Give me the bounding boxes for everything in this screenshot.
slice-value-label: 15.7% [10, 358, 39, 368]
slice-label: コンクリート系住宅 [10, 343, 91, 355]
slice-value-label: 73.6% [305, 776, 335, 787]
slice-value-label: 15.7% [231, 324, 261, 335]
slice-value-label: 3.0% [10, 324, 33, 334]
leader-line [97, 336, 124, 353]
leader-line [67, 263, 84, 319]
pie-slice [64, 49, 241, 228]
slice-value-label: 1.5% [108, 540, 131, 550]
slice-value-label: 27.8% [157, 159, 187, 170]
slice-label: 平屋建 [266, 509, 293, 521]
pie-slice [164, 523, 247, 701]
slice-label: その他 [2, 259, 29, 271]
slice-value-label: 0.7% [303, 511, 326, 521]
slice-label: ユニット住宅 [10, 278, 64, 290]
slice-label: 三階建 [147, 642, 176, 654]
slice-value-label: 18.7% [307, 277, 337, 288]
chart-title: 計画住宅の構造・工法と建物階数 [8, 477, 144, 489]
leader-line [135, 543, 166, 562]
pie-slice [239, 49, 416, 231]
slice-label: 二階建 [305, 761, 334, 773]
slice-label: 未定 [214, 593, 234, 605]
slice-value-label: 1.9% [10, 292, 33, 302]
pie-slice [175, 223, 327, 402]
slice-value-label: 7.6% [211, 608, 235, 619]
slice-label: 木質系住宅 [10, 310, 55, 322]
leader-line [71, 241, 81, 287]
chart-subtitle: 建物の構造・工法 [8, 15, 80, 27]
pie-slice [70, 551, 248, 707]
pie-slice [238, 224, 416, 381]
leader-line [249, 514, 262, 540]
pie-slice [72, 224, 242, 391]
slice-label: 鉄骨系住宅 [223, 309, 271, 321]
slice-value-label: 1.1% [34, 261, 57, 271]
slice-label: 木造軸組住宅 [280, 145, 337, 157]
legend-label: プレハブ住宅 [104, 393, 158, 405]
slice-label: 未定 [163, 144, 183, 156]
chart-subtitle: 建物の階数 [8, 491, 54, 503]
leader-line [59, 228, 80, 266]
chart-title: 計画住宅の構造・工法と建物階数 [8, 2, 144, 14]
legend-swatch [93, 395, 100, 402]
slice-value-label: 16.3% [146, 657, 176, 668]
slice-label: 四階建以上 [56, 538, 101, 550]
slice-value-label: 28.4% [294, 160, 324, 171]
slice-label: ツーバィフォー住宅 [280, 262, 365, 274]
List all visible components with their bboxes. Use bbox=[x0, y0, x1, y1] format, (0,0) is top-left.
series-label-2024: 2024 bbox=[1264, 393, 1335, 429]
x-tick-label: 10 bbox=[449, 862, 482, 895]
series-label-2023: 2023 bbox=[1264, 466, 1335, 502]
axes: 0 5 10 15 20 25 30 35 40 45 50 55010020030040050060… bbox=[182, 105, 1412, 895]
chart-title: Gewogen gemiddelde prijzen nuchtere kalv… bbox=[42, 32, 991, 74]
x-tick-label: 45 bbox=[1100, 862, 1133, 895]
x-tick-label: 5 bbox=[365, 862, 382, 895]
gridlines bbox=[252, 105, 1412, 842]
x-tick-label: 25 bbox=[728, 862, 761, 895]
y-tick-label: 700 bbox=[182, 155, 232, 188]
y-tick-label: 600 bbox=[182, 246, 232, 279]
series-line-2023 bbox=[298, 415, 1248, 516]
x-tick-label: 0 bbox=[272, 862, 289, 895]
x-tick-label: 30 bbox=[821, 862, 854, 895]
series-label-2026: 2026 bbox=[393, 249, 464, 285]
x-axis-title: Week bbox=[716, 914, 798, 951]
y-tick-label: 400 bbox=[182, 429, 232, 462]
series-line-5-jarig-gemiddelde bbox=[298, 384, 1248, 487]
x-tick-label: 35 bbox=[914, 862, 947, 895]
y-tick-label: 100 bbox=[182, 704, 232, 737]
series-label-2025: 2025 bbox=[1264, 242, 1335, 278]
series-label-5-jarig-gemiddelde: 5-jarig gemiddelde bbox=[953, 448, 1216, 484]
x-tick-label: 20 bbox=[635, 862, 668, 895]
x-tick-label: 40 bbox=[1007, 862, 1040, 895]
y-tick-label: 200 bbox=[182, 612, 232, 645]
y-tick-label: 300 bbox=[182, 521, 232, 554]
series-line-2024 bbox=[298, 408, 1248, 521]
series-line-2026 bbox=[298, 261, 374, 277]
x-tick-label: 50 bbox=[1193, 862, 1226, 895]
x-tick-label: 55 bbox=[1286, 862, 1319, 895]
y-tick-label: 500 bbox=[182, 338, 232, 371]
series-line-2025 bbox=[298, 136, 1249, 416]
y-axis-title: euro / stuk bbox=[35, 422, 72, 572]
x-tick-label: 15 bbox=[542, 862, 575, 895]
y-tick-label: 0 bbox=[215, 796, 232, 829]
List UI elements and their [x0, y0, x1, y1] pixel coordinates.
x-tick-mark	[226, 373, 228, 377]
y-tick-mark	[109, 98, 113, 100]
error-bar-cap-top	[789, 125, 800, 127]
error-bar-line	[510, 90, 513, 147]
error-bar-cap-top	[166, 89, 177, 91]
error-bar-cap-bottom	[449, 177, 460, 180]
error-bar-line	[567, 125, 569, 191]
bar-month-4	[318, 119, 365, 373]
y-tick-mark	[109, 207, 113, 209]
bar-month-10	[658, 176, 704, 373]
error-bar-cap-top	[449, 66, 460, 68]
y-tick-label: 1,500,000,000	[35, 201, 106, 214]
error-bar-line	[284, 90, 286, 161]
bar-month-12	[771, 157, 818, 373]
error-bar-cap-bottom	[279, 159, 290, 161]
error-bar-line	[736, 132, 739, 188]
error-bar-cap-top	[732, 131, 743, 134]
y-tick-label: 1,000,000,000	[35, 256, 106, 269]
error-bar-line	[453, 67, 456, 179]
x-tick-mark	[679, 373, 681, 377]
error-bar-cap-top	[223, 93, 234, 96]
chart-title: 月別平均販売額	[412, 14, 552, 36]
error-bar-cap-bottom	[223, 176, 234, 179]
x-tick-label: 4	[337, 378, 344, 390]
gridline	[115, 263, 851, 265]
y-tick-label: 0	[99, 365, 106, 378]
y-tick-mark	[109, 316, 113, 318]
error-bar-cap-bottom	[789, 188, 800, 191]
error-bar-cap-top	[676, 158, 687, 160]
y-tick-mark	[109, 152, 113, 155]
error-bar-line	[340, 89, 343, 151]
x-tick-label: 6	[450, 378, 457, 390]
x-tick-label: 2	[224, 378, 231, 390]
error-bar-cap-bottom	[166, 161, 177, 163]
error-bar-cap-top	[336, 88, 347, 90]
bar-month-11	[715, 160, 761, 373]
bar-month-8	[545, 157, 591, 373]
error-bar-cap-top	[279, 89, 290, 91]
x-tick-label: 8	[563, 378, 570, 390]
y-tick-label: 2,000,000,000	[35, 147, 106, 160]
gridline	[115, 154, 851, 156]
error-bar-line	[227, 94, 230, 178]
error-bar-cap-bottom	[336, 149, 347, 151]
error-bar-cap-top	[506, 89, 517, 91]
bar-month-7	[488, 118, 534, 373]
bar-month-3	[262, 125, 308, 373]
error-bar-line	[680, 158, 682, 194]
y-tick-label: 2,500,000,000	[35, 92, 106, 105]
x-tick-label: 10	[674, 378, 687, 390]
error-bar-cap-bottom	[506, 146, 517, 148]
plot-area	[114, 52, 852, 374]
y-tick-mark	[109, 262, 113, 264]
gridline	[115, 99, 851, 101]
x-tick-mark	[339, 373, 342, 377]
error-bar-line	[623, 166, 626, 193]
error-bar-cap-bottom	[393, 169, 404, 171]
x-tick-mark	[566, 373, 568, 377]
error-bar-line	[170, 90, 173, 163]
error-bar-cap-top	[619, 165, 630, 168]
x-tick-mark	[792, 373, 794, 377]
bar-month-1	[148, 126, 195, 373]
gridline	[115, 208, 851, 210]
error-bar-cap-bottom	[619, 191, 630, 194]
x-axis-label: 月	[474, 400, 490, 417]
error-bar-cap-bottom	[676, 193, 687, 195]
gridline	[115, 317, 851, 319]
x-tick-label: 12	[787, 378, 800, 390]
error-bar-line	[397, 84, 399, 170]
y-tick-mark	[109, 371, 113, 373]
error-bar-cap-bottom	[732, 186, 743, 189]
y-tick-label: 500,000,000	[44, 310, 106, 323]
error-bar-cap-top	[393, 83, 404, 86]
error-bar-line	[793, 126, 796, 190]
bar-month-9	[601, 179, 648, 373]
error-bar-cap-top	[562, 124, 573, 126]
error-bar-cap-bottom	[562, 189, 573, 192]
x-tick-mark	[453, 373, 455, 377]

========================

Written instruction:
Please gather every line of the records that contains the word "leader" and copy each one in full.

Output below:
leader-line [97, 336, 124, 353]
leader-line [67, 263, 84, 319]
leader-line [135, 543, 166, 562]
leader-line [71, 241, 81, 287]
leader-line [249, 514, 262, 540]
leader-line [59, 228, 80, 266]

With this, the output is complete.